--- start of DATA ROWS ---

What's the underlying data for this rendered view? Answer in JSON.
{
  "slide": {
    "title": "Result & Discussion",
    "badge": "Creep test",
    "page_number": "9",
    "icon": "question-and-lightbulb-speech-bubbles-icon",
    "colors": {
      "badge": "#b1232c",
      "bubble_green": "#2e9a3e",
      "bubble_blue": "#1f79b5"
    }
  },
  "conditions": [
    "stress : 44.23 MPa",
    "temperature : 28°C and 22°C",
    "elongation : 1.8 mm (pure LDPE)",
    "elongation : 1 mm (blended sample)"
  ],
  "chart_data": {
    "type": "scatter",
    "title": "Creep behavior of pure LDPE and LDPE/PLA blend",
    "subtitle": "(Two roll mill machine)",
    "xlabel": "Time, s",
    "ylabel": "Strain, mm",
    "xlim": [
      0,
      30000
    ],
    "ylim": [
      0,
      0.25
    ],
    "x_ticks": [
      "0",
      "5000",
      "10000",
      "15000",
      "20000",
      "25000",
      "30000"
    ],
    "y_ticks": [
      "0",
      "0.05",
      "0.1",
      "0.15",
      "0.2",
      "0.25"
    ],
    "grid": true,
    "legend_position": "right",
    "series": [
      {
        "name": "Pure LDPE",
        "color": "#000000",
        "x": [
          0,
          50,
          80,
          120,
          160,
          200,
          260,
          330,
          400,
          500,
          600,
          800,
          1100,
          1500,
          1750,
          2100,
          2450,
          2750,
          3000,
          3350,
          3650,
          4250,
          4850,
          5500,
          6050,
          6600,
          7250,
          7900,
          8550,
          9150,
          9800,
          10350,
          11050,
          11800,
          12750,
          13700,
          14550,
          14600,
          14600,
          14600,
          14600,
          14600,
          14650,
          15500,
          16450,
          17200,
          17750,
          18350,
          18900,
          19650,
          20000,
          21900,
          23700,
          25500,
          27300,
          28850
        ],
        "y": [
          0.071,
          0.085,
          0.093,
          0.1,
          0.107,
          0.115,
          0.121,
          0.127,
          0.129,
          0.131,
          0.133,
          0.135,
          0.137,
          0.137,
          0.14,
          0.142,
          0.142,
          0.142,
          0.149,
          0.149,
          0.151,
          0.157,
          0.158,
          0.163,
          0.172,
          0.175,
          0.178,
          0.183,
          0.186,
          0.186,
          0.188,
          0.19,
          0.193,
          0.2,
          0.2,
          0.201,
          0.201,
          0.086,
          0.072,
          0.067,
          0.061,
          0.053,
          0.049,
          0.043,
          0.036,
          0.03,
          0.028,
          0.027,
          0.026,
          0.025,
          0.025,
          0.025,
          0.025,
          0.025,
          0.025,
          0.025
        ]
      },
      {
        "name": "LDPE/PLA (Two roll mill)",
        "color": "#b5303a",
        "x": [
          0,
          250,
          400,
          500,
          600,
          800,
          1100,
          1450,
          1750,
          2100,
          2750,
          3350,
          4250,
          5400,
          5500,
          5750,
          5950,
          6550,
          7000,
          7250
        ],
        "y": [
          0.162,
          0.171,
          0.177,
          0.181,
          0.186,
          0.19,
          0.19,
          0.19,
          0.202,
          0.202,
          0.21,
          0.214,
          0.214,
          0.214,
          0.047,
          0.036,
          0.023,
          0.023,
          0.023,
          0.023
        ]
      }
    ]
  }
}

--- end of DATA ROWS ---

-- GOAL --
Every line of the data above should be reproduced word for word.

-- RESULT OF THE EXERCISE --
What's the underlying data for this rendered view? Answer in JSON.
{
  "slide": {
    "title": "Result & Discussion",
    "badge": "Creep test",
    "page_number": "9",
    "icon": "question-and-lightbulb-speech-bubbles-icon",
    "colors": {
      "badge": "#b1232c",
      "bubble_green": "#2e9a3e",
      "bubble_blue": "#1f79b5"
    }
  },
  "conditions": [
    "stress : 44.23 MPa",
    "temperature : 28°C and 22°C",
    "elongation : 1.8 mm (pure LDPE)",
    "elongation : 1 mm (blended sample)"
  ],
  "chart_data": {
    "type": "scatter",
    "title": "Creep behavior of pure LDPE and LDPE/PLA blend",
    "subtitle": "(Two roll mill machine)",
    "xlabel": "Time, s",
    "ylabel": "Strain, mm",
    "xlim": [
      0,
      30000
    ],
    "ylim": [
      0,
      0.25
    ],
    "x_ticks": [
      "0",
      "5000",
      "10000",
      "15000",
      "20000",
      "25000",
      "30000"
    ],
    "y_ticks": [
      "0",
      "0.05",
      "0.1",
      "0.15",
      "0.2",
      "0.25"
    ],
    "grid": true,
    "legend_position": "right",
    "series": [
      {
        "name": "Pure LDPE",
        "color": "#000000",
        "x": [
          0,
          50,
          80,
          120,
          160,
          200,
          260,
          330,
          400,
          500,
          600,
          800,
          1100,
          1500,
          1750,
          2100,
          2450,
          2750,
          3000,
          3350,
          3650,
          4250,
          4850,
          5500,
          6050,
          6600,
          7250,
          7900,
          8550,
          9150,
          9800,
          10350,
          11050,
          11800,
          12750,
          13700,
          14550,
          14600,
          14600,
          14600,
          14600,
          14600,
          14650,
          15500,
          16450,
          17200,
          17750,
          18350,
          18900,
          19650,
          20000,
          21900,
          23700,
          25500,
          27300,
          28850
        ],
        "y": [
          0.071,
          0.085,
          0.093,
          0.1,
          0.107,
          0.115,
          0.121,
          0.127,
          0.129,
          0.131,
          0.133,
          0.135,
          0.137,
          0.137,
          0.14,
          0.142,
          0.142,
          0.142,
          0.149,
          0.149,
          0.151,
          0.157,
          0.158,
          0.163,
          0.172,
          0.175,
          0.178,
          0.183,
          0.186,
          0.186,
          0.188,
          0.19,
          0.193,
          0.2,
          0.2,
          0.201,
          0.201,
          0.086,
          0.072,
          0.067,
          0.061,
          0.053,
          0.049,
          0.043,
          0.036,
          0.03,
          0.028,
          0.027,
          0.026,
          0.025,
          0.025,
          0.025,
          0.025,
          0.025,
          0.025,
          0.025
        ]
      },
      {
        "name": "LDPE/PLA (Two roll mill)",
        "color": "#b5303a",
        "x": [
          0,
          250,
          400,
          500,
          600,
          800,
          1100,
          1450,
          1750,
          2100,
          2750,
          3350,
          4250,
          5400,
          5500,
          5750,
          5950,
          6550,
          7000,
          7250
        ],
        "y": [
          0.162,
          0.171,
          0.177,
          0.181,
          0.186,
          0.19,
          0.19,
          0.19,
          0.202,
          0.202,
          0.21,
          0.214,
          0.214,
          0.214,
          0.047,
          0.036,
          0.023,
          0.023,
          0.023,
          0.023
        ]
      }
    ]
  }
}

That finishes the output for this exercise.